Stored data entries:
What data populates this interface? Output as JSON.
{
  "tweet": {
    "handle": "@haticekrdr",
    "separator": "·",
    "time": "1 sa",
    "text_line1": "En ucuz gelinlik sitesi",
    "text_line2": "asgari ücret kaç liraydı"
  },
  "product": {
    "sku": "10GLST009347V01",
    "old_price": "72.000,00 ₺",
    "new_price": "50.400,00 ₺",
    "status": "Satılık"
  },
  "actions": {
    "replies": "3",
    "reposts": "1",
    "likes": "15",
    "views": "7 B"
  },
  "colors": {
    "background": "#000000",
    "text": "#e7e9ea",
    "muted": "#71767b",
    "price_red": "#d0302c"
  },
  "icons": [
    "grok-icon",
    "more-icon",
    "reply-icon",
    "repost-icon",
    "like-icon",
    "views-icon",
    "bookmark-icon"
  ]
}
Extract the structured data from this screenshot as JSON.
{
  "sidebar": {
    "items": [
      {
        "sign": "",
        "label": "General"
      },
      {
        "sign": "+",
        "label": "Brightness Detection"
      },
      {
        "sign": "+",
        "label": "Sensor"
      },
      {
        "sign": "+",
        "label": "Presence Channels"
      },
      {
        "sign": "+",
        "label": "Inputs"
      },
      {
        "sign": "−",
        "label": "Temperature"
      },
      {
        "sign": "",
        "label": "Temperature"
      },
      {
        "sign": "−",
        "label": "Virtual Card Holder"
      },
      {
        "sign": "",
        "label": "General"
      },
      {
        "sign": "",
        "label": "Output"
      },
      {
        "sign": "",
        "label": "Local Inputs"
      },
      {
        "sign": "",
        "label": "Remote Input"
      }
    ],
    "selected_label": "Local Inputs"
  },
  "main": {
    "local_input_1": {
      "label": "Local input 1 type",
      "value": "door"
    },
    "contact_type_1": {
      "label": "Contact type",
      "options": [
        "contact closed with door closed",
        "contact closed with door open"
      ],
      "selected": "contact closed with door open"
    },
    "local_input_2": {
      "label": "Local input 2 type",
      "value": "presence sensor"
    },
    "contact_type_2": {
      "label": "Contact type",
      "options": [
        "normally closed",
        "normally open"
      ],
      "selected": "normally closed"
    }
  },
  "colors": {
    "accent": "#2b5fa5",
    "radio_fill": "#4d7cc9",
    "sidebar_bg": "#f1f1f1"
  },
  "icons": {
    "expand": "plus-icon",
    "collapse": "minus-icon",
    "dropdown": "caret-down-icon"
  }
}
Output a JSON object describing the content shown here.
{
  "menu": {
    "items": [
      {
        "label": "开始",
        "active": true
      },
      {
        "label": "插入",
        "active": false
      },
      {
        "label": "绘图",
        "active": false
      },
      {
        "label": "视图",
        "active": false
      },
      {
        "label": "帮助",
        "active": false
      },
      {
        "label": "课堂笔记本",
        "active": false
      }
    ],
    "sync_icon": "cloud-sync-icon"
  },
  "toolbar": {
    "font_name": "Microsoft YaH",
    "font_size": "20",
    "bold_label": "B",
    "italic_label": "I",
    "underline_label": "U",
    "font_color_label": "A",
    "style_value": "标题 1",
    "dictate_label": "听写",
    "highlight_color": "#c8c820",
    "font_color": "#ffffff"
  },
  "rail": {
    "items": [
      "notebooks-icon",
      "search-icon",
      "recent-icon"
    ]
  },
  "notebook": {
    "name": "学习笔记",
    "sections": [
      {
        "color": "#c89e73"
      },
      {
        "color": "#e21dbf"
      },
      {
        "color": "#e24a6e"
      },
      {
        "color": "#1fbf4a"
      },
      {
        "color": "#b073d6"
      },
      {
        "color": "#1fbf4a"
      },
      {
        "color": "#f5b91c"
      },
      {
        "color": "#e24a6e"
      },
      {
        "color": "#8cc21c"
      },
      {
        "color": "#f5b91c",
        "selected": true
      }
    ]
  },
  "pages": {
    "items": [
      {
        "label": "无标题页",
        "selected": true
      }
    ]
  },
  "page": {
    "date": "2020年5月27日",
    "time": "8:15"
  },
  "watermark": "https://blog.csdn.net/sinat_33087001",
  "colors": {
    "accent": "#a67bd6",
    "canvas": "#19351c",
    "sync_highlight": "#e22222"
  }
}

▶ **Exercise details**
Using the material above, report each line where "closed" occurs.

▶ **Solution for this exercise**
        "contact closed with door closed",
        "contact closed with door open"
      "selected": "contact closed with door open"
        "normally closed",
      "selected": "normally closed"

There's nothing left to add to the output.